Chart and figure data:
>>
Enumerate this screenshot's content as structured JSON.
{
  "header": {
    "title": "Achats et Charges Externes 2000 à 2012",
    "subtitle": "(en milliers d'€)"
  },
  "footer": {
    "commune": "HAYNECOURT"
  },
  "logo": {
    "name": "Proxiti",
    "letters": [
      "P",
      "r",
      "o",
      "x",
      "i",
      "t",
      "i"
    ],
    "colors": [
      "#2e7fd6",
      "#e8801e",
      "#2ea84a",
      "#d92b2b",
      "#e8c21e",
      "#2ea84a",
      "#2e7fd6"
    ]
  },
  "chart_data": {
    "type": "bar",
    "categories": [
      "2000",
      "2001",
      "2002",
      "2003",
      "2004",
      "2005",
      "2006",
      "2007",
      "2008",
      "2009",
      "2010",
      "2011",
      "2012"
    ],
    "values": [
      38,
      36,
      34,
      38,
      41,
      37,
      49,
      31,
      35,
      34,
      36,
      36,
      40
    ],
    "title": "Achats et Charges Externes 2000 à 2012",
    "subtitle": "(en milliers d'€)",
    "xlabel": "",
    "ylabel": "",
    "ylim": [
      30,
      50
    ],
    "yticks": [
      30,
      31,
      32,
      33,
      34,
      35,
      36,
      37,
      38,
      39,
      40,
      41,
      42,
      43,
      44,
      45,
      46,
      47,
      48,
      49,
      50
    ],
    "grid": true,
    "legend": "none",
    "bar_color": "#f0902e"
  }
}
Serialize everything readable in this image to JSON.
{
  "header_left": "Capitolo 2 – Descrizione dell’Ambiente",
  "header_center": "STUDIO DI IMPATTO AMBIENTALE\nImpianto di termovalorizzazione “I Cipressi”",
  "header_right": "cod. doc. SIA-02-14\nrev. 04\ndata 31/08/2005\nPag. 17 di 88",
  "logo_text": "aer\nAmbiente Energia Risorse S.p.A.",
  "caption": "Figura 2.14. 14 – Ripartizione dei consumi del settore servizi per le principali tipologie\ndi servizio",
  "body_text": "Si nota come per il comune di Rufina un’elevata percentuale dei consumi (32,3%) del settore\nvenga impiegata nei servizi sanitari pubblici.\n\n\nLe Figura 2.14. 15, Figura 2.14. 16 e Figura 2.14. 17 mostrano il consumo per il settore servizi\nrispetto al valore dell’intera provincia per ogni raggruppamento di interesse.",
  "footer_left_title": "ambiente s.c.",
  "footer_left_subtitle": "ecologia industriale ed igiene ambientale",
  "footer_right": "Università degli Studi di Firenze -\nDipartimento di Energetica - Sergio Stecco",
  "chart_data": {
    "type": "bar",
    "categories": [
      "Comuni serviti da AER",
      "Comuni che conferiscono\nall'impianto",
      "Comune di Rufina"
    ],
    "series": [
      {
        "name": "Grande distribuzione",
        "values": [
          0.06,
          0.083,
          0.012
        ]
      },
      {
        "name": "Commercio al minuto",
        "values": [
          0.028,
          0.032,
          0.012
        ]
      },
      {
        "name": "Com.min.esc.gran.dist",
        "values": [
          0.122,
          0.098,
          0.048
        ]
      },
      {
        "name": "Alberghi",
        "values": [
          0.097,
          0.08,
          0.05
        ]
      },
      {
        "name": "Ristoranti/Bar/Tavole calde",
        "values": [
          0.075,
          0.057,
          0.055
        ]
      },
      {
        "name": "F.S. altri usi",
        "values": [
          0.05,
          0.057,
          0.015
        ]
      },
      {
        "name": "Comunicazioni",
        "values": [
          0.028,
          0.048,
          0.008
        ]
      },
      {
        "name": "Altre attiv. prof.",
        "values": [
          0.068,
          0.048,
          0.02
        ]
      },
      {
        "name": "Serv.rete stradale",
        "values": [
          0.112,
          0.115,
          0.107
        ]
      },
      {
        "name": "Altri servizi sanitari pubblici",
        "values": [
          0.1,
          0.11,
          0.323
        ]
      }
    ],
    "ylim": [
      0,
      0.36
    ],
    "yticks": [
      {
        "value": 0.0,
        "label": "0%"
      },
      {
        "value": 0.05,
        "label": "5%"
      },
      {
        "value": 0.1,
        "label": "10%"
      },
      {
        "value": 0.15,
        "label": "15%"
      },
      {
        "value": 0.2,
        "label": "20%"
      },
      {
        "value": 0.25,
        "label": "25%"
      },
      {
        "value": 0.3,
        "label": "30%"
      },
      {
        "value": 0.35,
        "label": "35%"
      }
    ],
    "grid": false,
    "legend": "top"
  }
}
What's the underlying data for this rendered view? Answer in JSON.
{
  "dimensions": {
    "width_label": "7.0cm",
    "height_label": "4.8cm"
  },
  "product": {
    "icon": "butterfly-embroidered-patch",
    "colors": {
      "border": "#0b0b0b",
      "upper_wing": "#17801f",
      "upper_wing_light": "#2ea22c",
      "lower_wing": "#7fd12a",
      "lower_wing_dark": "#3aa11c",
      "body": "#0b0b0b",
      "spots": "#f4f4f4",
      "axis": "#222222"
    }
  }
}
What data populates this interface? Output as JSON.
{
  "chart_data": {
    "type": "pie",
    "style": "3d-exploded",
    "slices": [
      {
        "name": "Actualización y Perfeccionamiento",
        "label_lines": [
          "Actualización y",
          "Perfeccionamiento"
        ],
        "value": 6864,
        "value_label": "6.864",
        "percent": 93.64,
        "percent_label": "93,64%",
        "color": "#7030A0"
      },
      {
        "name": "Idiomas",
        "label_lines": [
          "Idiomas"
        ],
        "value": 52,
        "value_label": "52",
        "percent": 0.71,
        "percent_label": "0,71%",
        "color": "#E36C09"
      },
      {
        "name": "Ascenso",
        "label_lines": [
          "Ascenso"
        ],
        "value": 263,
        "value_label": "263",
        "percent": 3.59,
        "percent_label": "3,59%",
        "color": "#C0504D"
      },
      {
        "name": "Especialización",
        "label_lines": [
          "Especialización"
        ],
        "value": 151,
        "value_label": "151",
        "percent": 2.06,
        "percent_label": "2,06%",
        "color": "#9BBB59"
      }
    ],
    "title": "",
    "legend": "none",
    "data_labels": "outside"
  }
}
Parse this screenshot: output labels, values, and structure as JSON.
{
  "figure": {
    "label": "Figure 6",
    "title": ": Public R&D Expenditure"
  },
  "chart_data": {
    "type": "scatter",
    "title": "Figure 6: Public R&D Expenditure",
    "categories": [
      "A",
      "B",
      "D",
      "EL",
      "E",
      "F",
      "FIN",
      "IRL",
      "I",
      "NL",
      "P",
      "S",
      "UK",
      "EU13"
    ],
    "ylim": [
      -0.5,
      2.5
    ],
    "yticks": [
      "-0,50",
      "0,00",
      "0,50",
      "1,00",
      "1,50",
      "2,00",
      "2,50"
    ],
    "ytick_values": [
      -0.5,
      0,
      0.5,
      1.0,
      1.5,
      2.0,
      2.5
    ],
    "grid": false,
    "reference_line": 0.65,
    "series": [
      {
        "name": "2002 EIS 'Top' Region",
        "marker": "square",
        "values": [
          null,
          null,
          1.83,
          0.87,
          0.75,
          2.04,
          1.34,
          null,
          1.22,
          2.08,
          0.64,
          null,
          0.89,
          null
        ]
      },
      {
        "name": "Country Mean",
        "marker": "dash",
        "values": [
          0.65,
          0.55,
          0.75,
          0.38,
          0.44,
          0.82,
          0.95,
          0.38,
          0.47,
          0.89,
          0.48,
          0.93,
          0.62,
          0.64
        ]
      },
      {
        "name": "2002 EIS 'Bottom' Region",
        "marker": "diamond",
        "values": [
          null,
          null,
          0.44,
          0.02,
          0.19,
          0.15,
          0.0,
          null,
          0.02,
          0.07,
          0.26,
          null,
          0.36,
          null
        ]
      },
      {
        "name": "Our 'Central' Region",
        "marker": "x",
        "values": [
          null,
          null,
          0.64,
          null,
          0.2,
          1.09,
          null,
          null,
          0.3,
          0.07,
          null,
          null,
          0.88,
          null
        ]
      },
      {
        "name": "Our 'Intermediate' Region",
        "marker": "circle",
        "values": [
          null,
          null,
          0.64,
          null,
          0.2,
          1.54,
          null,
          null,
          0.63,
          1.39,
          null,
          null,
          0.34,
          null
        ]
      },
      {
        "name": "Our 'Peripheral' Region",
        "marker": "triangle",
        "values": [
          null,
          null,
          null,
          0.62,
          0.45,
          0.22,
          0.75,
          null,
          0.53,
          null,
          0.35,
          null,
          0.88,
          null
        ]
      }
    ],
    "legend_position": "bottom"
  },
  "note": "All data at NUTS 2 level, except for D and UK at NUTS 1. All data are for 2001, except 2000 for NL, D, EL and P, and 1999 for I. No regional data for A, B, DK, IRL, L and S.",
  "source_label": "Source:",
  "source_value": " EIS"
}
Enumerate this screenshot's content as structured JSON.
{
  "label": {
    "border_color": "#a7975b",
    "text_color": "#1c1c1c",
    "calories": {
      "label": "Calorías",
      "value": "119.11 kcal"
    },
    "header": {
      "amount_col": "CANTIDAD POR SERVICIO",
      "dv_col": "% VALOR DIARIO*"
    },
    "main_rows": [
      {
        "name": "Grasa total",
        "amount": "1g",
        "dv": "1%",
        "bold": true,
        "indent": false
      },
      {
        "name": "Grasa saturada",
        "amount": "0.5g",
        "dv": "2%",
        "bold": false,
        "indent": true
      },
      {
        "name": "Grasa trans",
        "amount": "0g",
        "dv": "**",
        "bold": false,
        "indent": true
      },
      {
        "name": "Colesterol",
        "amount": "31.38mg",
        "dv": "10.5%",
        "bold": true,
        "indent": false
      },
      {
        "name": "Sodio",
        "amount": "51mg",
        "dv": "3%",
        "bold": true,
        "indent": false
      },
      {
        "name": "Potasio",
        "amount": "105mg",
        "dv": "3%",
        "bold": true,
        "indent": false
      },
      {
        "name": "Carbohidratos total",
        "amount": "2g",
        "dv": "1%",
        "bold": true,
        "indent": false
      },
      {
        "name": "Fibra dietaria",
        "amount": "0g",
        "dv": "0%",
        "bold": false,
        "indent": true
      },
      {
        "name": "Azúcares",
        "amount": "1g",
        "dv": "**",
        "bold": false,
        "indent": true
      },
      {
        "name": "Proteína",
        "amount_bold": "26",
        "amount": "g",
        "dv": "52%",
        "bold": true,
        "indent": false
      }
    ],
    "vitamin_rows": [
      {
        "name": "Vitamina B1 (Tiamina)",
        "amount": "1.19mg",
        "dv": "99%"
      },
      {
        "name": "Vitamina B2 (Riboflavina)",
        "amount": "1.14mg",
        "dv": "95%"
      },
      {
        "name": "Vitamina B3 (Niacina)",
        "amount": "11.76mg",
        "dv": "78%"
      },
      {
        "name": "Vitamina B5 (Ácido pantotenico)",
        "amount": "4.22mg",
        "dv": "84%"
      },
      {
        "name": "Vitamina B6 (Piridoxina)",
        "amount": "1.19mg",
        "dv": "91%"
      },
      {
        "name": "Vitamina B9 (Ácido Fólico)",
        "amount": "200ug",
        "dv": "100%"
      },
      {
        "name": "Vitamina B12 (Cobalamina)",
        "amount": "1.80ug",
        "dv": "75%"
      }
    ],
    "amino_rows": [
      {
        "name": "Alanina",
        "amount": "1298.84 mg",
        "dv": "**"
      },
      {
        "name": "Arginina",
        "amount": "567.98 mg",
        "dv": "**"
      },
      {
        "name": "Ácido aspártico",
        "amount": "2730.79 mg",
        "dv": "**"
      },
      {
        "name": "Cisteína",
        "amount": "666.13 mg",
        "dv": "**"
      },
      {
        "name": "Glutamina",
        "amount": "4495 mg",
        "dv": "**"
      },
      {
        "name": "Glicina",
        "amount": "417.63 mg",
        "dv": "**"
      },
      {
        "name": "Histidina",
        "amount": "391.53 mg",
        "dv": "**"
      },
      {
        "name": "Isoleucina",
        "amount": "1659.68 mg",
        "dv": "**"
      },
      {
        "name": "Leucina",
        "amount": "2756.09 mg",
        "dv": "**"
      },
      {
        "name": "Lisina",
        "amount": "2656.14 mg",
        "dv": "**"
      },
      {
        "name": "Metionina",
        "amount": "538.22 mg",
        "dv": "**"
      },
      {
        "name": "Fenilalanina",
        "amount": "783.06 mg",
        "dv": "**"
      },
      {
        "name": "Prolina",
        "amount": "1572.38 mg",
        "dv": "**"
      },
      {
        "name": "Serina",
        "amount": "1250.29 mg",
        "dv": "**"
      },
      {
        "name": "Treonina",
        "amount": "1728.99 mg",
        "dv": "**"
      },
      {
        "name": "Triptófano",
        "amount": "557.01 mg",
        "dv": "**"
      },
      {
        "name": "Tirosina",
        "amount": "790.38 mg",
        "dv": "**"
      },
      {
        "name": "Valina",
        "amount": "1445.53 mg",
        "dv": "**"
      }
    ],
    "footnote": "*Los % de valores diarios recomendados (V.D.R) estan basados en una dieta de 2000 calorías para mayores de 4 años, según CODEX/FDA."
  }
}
<<
Your task =
Pick out each line in the material containing "servizi".

Result for this task =
  "caption": "Figura 2.14. 14 – Ripartizione dei consumi del settore servizi per le principali tipologie\ndi servizio",
  "body_text": "Si nota come per il comune di Rufina un’elevata percentuale dei consumi (32,3%) del settore\nvenga impiegata nei servizi sanitari pubblici.\n\n\nLe Figura 2.14. 15, Figura 2.14. 16 e Figura 2.14. 17 mostrano il consumo per il settore servizi\nrispetto al valore dell’intera provincia per ogni raggruppamento di interesse.",
        "name": "Altri servizi sanitari pubblici",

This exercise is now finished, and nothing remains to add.